TASK GOAL:
Give the number of lines in the data that contain "оператора", and nothing more.

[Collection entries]

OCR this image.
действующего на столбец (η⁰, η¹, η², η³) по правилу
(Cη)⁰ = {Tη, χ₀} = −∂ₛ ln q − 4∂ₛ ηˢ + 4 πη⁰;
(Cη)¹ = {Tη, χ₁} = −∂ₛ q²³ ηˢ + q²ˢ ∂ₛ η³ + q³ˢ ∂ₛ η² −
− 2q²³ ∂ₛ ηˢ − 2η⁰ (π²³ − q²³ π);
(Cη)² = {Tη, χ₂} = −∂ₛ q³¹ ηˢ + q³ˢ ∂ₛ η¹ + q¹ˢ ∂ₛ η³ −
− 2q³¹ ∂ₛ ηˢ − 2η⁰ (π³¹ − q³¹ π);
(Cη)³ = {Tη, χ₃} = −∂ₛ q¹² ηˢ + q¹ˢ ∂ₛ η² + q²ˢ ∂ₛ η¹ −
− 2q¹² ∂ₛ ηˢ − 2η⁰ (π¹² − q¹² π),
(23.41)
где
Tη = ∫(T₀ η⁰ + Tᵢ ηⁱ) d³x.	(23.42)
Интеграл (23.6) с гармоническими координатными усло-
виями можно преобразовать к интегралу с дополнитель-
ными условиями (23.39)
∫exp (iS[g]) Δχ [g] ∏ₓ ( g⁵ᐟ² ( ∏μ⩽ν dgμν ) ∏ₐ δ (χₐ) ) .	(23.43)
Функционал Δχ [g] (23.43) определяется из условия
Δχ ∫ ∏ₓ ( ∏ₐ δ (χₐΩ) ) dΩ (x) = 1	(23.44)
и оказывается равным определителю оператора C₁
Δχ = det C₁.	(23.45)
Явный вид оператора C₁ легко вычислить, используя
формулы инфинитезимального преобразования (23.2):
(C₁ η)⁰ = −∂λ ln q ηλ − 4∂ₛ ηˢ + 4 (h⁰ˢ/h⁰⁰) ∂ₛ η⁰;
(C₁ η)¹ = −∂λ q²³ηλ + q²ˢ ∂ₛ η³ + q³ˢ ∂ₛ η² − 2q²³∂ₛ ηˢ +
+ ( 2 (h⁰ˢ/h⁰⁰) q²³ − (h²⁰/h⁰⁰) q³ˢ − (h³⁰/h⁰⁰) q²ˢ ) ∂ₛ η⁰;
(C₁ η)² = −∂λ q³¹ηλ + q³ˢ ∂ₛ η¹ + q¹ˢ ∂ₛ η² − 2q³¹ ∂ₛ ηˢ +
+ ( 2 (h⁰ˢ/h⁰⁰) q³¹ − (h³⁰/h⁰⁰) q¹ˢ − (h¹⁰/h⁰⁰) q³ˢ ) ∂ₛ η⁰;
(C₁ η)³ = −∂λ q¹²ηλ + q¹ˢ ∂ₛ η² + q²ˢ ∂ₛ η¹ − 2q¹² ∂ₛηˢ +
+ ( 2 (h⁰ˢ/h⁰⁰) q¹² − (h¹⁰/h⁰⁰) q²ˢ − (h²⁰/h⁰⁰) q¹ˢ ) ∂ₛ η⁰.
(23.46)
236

RESPONSE TO THIS EXERCISE:
2